Look over the lines below. Report each one that includes the string "title".

(Structured figure records)
________________
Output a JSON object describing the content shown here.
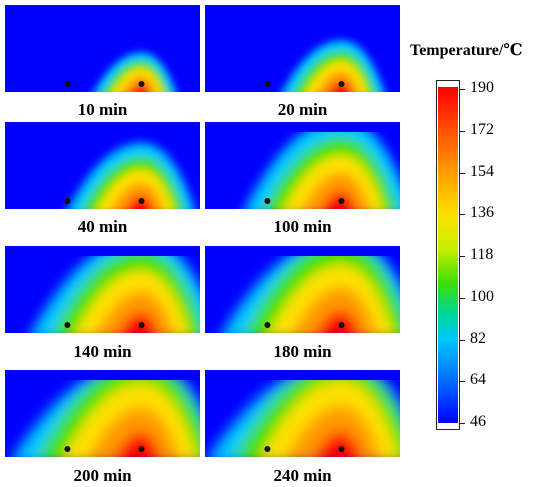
{
  "panels": [
    {
      "label": "10 min",
      "spread": 0.18
    },
    {
      "label": "20 min",
      "spread": 0.28
    },
    {
      "label": "40 min",
      "spread": 0.4
    },
    {
      "label": "100 min",
      "spread": 0.6
    },
    {
      "label": "140 min",
      "spread": 0.72
    },
    {
      "label": "180 min",
      "spread": 0.8
    },
    {
      "label": "200 min",
      "spread": 0.88
    },
    {
      "label": "240 min",
      "spread": 0.92
    }
  ],
  "colorbar": {
    "title": "Temperature/℃",
    "ticks": [
      "190",
      "172",
      "154",
      "136",
      "118",
      "100",
      "82",
      "64",
      "46"
    ],
    "min": 46,
    "max": 190,
    "colors": [
      "#0000ff",
      "#00c8ff",
      "#40e000",
      "#ffe000",
      "#ff9a00",
      "#ff0000"
    ]
  }
}
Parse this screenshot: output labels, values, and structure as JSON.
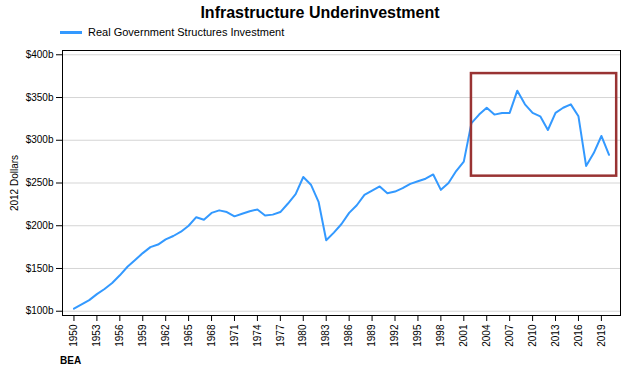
{
  "chart_data": {
    "type": "line",
    "title": "Infrastructure Underinvestment",
    "ylabel": "2012 Dollars",
    "annotations": [
      "BEA"
    ],
    "x": [
      1950,
      1951,
      1952,
      1953,
      1954,
      1955,
      1956,
      1957,
      1958,
      1959,
      1960,
      1961,
      1962,
      1963,
      1964,
      1965,
      1966,
      1967,
      1968,
      1969,
      1970,
      1971,
      1972,
      1973,
      1974,
      1975,
      1976,
      1977,
      1978,
      1979,
      1980,
      1981,
      1982,
      1983,
      1984,
      1985,
      1986,
      1987,
      1988,
      1989,
      1990,
      1991,
      1992,
      1993,
      1994,
      1995,
      1996,
      1997,
      1998,
      1999,
      2000,
      2001,
      2002,
      2003,
      2004,
      2005,
      2006,
      2007,
      2008,
      2009,
      2010,
      2011,
      2012,
      2013,
      2014,
      2015,
      2016,
      2017,
      2018,
      2019,
      2020
    ],
    "series": [
      {
        "name": "Real Government Structures Investment",
        "color": "#3399FF",
        "values": [
          103,
          108,
          113,
          120,
          126,
          133,
          142,
          152,
          160,
          168,
          175,
          178,
          184,
          188,
          193,
          200,
          210,
          207,
          215,
          218,
          216,
          211,
          214,
          217,
          219,
          212,
          213,
          216,
          226,
          237,
          257,
          248,
          228,
          183,
          192,
          202,
          215,
          224,
          236,
          241,
          246,
          238,
          240,
          244,
          249,
          252,
          255,
          260,
          242,
          250,
          264,
          275,
          320,
          330,
          338,
          330,
          332,
          332,
          358,
          342,
          332,
          328,
          312,
          332,
          338,
          342,
          328,
          270,
          285,
          305,
          283
        ]
      }
    ],
    "highlight": {
      "x": [
        2002,
        2021
      ],
      "y": [
        258,
        378
      ],
      "color": "#993333"
    },
    "xlim": [
      1948.5,
      2021.5
    ],
    "xticks": [
      1950,
      1953,
      1956,
      1959,
      1962,
      1965,
      1968,
      1971,
      1974,
      1977,
      1980,
      1983,
      1986,
      1989,
      1992,
      1995,
      1998,
      2001,
      2004,
      2007,
      2010,
      2013,
      2016,
      2019
    ],
    "ylim": [
      95,
      405
    ],
    "yticks": [
      {
        "value": 100,
        "label": "$100b"
      },
      {
        "value": 150,
        "label": "$150b"
      },
      {
        "value": 200,
        "label": "$200b"
      },
      {
        "value": 250,
        "label": "$250b"
      },
      {
        "value": 300,
        "label": "$300b"
      },
      {
        "value": 350,
        "label": "$350b"
      },
      {
        "value": 400,
        "label": "$400b"
      }
    ],
    "grid": true,
    "legend": "upper left"
  }
}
________________
*Reply*.
    "title": "Temperature/℃",
    "title": "Infrastructure Underinvestment",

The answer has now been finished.